**SOURCE**
────────────────────────────────────────

# store bought water and ph



## Placeb0 (Mar 19, 2010)

Ok, So I was buying Wal mart gallon spring water for a lil while, weird thing is that when I add just 1 drop of my ph down to the water the ph will drop almost a whole point, making it a pain in the *** when the ph is like 6.9 and I am trying to get it to 6.5. So to find a solution I went from store to store trying to find water that will work with my ph down better or have a closer ph to 6.5 and I found it! Across the street from my house there is a Dollar General with this gallon water called Melwood Springs, it has a red cap on it. It consitantly ph's 6.4-6.6. Not to mention when I am adding nutes to it and the ph starts to go up, my ph down wont make it drop drastically making it super easy to ph even if needed. just thought I would share..


----------



## the chef (Mar 19, 2010)

Appreciate the info!


----------



## loolagigi (Mar 19, 2010)

:yeahthat:


----------



## pcduck (Mar 19, 2010)

> Not to mention when I am adding nutes to it and the ph starts to go up,



:confused2: When I add nutes my pH always goes down :confused2:

I would be wary of _Spring Water_, that there maybe additives/unknown elements in the water. I have bought _Spring Water_ that had a higher ppm then my tap water.


----------



## PencilHead (Mar 19, 2010)

No RO machines where you live?  It's waaaay cheaper than even a dollar store, I'd bet.


----------

────────────────────────────────────────

**STATED TASK 1**
According to the thread on store-bought water and pH, what is the name of the gallon water found at Dollar General?

────────────────────────────────────────

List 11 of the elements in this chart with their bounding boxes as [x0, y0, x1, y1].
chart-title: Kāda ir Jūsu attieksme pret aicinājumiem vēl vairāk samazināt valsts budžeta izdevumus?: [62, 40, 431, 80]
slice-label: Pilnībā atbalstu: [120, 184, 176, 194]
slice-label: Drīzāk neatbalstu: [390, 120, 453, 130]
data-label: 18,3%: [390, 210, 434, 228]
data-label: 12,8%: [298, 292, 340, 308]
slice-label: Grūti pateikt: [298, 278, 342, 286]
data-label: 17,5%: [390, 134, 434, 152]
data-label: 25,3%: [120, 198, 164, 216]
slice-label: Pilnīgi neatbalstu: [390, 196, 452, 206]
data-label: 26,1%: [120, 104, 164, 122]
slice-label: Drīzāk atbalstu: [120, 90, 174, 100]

────────────────────────────────────────

**STATED TASK 2**
Reproduce the entries word for word, starting at their first line and ending with the line that contains "data-label: 18,3%: [390, 210, 434, 228]", including that line.

**EXPECTED OUTPUT 1**
Melwood Springs.

**EXPECTED OUTPUT 2**
List 11 of the elements in this chart with their bounding boxes as [x0, y0, x1, y1].
chart-title: Kāda ir Jūsu attieksme pret aicinājumiem vēl vairāk samazināt valsts budžeta izdevumus?: [62, 40, 431, 80]
slice-label: Pilnībā atbalstu: [120, 184, 176, 194]
slice-label: Drīzāk neatbalstu: [390, 120, 453, 130]
data-label: 18,3%: [390, 210, 434, 228]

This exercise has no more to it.